▶ Records supplied
◇ ◇ ◇ ◇ ◇
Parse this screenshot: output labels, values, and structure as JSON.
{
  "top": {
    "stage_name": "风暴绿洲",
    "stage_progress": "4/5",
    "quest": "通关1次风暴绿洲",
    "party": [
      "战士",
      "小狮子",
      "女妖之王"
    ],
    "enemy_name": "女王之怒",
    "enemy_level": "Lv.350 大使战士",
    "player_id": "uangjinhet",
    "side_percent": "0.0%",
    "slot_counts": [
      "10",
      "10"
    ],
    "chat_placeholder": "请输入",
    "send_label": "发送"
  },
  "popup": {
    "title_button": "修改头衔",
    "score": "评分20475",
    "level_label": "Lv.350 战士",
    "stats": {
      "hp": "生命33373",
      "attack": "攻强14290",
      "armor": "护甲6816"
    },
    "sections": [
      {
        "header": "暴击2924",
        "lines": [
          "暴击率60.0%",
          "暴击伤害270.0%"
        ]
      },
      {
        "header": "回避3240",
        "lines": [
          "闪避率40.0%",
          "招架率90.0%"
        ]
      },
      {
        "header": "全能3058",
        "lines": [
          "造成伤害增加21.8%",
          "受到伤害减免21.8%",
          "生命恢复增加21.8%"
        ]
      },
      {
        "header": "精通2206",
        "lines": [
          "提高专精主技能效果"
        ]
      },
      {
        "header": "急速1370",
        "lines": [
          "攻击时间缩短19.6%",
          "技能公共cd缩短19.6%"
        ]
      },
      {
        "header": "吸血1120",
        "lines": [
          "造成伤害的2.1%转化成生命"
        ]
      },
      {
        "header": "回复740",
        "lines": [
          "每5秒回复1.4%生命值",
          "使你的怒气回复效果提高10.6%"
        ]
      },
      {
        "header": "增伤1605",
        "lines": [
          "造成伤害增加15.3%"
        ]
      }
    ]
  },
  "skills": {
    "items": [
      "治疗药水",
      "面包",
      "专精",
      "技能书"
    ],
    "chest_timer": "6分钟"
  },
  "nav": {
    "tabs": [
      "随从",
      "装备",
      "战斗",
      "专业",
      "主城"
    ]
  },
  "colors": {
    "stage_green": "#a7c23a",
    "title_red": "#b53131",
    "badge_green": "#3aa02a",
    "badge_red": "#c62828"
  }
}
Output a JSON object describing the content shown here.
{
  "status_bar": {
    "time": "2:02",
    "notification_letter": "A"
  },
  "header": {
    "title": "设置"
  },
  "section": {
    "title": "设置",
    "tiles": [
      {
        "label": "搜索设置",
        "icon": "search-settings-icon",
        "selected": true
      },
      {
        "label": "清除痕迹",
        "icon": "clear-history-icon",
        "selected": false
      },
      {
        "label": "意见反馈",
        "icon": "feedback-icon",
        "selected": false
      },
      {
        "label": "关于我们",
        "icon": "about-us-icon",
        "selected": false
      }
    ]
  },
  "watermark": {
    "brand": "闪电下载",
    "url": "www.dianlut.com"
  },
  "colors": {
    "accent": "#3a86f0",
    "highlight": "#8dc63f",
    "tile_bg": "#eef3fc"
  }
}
◇ ◇ ◇ ◇ ◇
▶ Work to be completed
Lines that include the word "icon" are to be extracted from the data above.

▶ Exercise output
        "icon": "search-settings-icon",
        "icon": "clear-history-icon",
        "icon": "feedback-icon",
        "icon": "about-us-icon",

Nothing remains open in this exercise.